Please extract every line of the data below that contains the string "Alexander", matching case exactly.

▶ _THE INPUT_:
= = =
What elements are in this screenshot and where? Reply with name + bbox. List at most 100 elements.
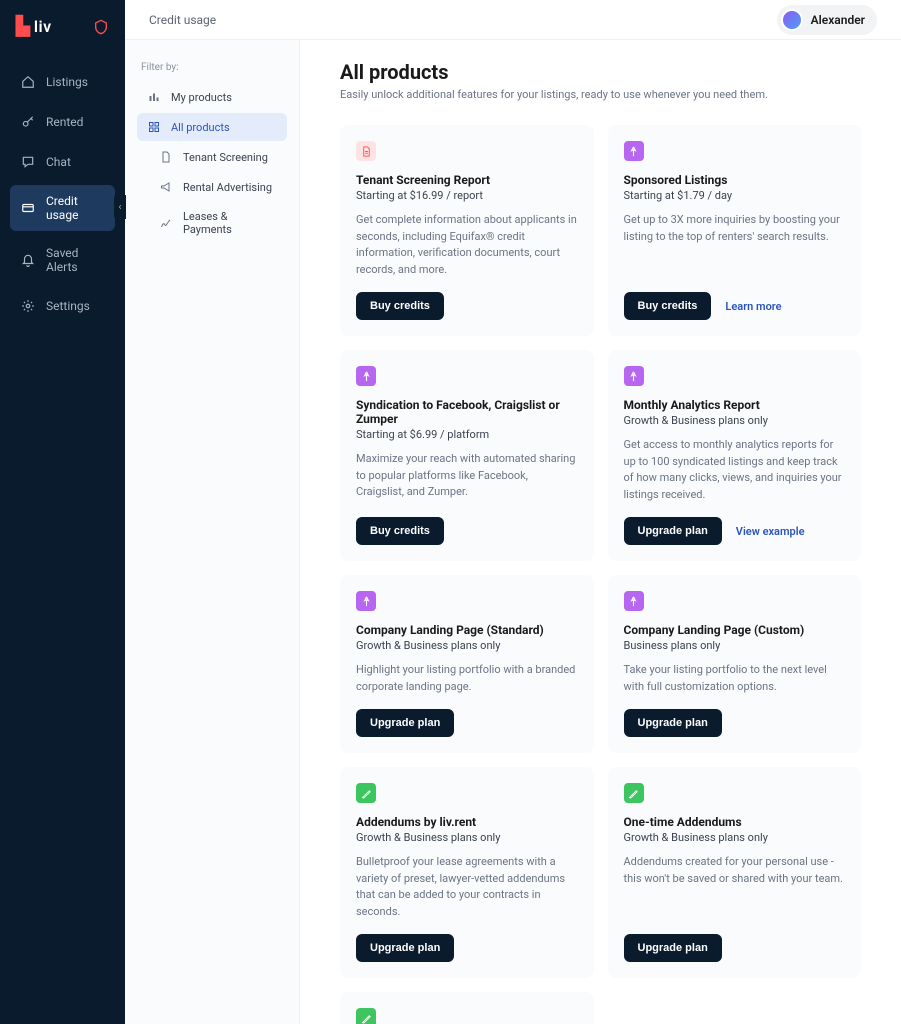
product-grid: Tenant Screening Report Starting at $16.9… bbox=[340, 125, 861, 1024]
product-description: Get complete information about applicant… bbox=[356, 212, 578, 278]
product-price: Growth & Business plans only bbox=[356, 639, 578, 652]
product-actions: Buy credits Learn more bbox=[624, 292, 846, 320]
product-description: Get up to 3X more inquiries by boosting … bbox=[624, 212, 846, 278]
grid-icon bbox=[147, 120, 161, 134]
product-price: Business plans only bbox=[624, 639, 846, 652]
product-actions: Buy credits bbox=[356, 517, 578, 545]
product-icon bbox=[356, 141, 376, 161]
nav-label: Rented bbox=[46, 115, 83, 129]
product-price: Starting at $16.99 / report bbox=[356, 189, 578, 202]
product-title: Monthly Analytics Report bbox=[624, 398, 846, 412]
nav-label: Credit usage bbox=[46, 194, 105, 222]
document-icon bbox=[159, 150, 173, 164]
product-actions: Upgrade plan bbox=[356, 934, 578, 962]
megaphone-icon bbox=[159, 180, 173, 194]
logo[interactable]: ▙ liv bbox=[16, 16, 52, 37]
home-icon bbox=[20, 74, 36, 90]
user-name: Alexander bbox=[811, 13, 865, 27]
product-card: Custom AddendumsBusiness plans onlyUploa… bbox=[340, 992, 594, 1024]
filter-label: Rental Advertising bbox=[183, 181, 272, 194]
bars-icon bbox=[147, 90, 161, 104]
product-description: Take your listing portfolio to the next … bbox=[624, 662, 846, 695]
logo-row: ▙ liv bbox=[0, 16, 125, 65]
nav-listings[interactable]: Listings bbox=[10, 65, 115, 99]
content: All products Easily unlock additional fe… bbox=[300, 40, 901, 1024]
logo-mark-icon: ▙ bbox=[16, 16, 30, 37]
product-title: Tenant Screening Report bbox=[356, 173, 578, 187]
chat-icon bbox=[20, 154, 36, 170]
product-card: Monthly Analytics Report Growth & Busines… bbox=[608, 350, 862, 561]
product-description: Addendums created for your personal use … bbox=[624, 854, 846, 920]
breadcrumb: Credit usage bbox=[149, 13, 216, 27]
collapse-sidebar-button[interactable]: ‹ bbox=[114, 195, 126, 219]
filter-label: My products bbox=[171, 91, 232, 104]
product-price: Growth & Business plans only bbox=[624, 831, 846, 844]
product-card: Syndication to Facebook, Craigslist or Z… bbox=[340, 350, 594, 561]
nav-list: Listings Rented Chat Credit usage Saved … bbox=[0, 65, 125, 329]
sidebar: ▙ liv Listings Rented Chat Credit usage … bbox=[0, 0, 125, 1024]
gear-icon bbox=[20, 298, 36, 314]
product-icon bbox=[356, 1008, 376, 1024]
product-price: Growth & Business plans only bbox=[356, 831, 578, 844]
nav-label: Listings bbox=[46, 75, 88, 89]
primary-action-button[interactable]: Upgrade plan bbox=[356, 709, 454, 737]
product-title: Company Landing Page (Custom) bbox=[624, 623, 846, 637]
primary-action-button[interactable]: Buy credits bbox=[624, 292, 712, 320]
body: Filter by: My products All products Tena… bbox=[125, 40, 901, 1024]
product-actions: Upgrade plan bbox=[624, 709, 846, 737]
nav-rented[interactable]: Rented bbox=[10, 105, 115, 139]
avatar bbox=[781, 9, 803, 31]
product-icon bbox=[356, 591, 376, 611]
primary-action-button[interactable]: Buy credits bbox=[356, 517, 444, 545]
filter-label: Leases & Payments bbox=[183, 210, 277, 236]
primary-action-button[interactable]: Upgrade plan bbox=[624, 517, 722, 545]
product-actions: Upgrade plan bbox=[356, 709, 578, 737]
product-description: Highlight your listing portfolio with a … bbox=[356, 662, 578, 695]
product-icon bbox=[356, 366, 376, 386]
nav-chat[interactable]: Chat bbox=[10, 145, 115, 179]
primary-action-button[interactable]: Upgrade plan bbox=[356, 934, 454, 962]
filter-my-products[interactable]: My products bbox=[137, 83, 287, 111]
product-description: Bulletproof your lease agreements with a… bbox=[356, 854, 578, 920]
primary-action-button[interactable]: Buy credits bbox=[356, 292, 444, 320]
nav-label: Chat bbox=[46, 155, 71, 169]
product-price: Starting at $1.79 / day bbox=[624, 189, 846, 202]
primary-action-button[interactable]: Upgrade plan bbox=[624, 934, 722, 962]
product-title: One-time Addendums bbox=[624, 815, 846, 829]
product-description: Get access to monthly analytics reports … bbox=[624, 437, 846, 503]
filter-rental-advertising[interactable]: Rental Advertising bbox=[137, 173, 287, 201]
shield-icon[interactable] bbox=[93, 19, 109, 35]
logo-text: liv bbox=[34, 17, 52, 36]
product-actions: Buy credits bbox=[356, 292, 578, 320]
nav-settings[interactable]: Settings bbox=[10, 289, 115, 323]
nav-saved-alerts[interactable]: Saved Alerts bbox=[10, 237, 115, 283]
product-card: One-time Addendums Growth & Business plan… bbox=[608, 767, 862, 978]
filter-panel: Filter by: My products All products Tena… bbox=[125, 40, 300, 1024]
key-icon bbox=[20, 114, 36, 130]
nav-credit-usage[interactable]: Credit usage bbox=[10, 185, 115, 231]
product-icon bbox=[624, 783, 644, 803]
product-title: Addendums by liv.rent bbox=[356, 815, 578, 829]
product-icon bbox=[624, 366, 644, 386]
main: Credit usage Alexander Filter by: My pro… bbox=[125, 0, 901, 1024]
filter-tenant-screening[interactable]: Tenant Screening bbox=[137, 143, 287, 171]
product-price: Growth & Business plans only bbox=[624, 414, 846, 427]
filter-leases-payments[interactable]: Leases & Payments bbox=[137, 203, 287, 243]
product-icon bbox=[624, 591, 644, 611]
primary-action-button[interactable]: Upgrade plan bbox=[624, 709, 722, 737]
product-icon bbox=[356, 783, 376, 803]
product-actions: Upgrade plan bbox=[624, 934, 846, 962]
page-heading: All products bbox=[340, 60, 861, 84]
bell-icon bbox=[20, 252, 36, 268]
filter-all-products[interactable]: All products bbox=[137, 113, 287, 141]
secondary-action-link[interactable]: Learn more bbox=[725, 300, 781, 313]
secondary-action-link[interactable]: View example bbox=[736, 525, 805, 538]
chevron-left-icon: ‹ bbox=[118, 202, 121, 213]
product-title: Company Landing Page (Standard) bbox=[356, 623, 578, 637]
credit-icon bbox=[20, 200, 36, 216]
user-menu[interactable]: Alexander bbox=[777, 5, 877, 35]
filter-label: All products bbox=[171, 121, 230, 134]
product-card: Company Landing Page (Standard) Growth & … bbox=[340, 575, 594, 753]
product-icon bbox=[624, 141, 644, 161]
nav-label: Saved Alerts bbox=[46, 246, 105, 274]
= = =
▶ _ANSWER IN FULL_:
user-name: Alexander bbox=[811, 13, 865, 27]
main: Credit usage Alexander Filter by: My pro… bbox=[125, 0, 901, 1024]
user-menu[interactable]: Alexander bbox=[777, 5, 877, 35]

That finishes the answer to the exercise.